→ WHAT NEEDS TO BE DONE
Extract the complete listing and repeat it word for word.

→ RECORDED INFORMATION
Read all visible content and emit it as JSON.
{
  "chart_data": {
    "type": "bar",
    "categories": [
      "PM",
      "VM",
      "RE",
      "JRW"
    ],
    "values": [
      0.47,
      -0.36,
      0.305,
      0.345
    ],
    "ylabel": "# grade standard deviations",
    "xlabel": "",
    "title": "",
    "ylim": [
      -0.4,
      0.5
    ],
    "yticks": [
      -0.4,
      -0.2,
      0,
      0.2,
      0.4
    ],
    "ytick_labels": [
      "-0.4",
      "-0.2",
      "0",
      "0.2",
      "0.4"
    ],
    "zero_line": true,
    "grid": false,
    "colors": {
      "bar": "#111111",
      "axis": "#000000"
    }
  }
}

→ FINAL ANSWER
Read all visible content and emit it as JSON.
{
  "chart_data": {
    "type": "bar",
    "categories": [
      "PM",
      "VM",
      "RE",
      "JRW"
    ],
    "values": [
      0.47,
      -0.36,
      0.305,
      0.345
    ],
    "ylabel": "# grade standard deviations",
    "xlabel": "",
    "title": "",
    "ylim": [
      -0.4,
      0.5
    ],
    "yticks": [
      -0.4,
      -0.2,
      0,
      0.2,
      0.4
    ],
    "ytick_labels": [
      "-0.4",
      "-0.2",
      "0",
      "0.2",
      "0.4"
    ],
    "zero_line": true,
    "grid": false,
    "colors": {
      "bar": "#111111",
      "axis": "#000000"
    }
  }
}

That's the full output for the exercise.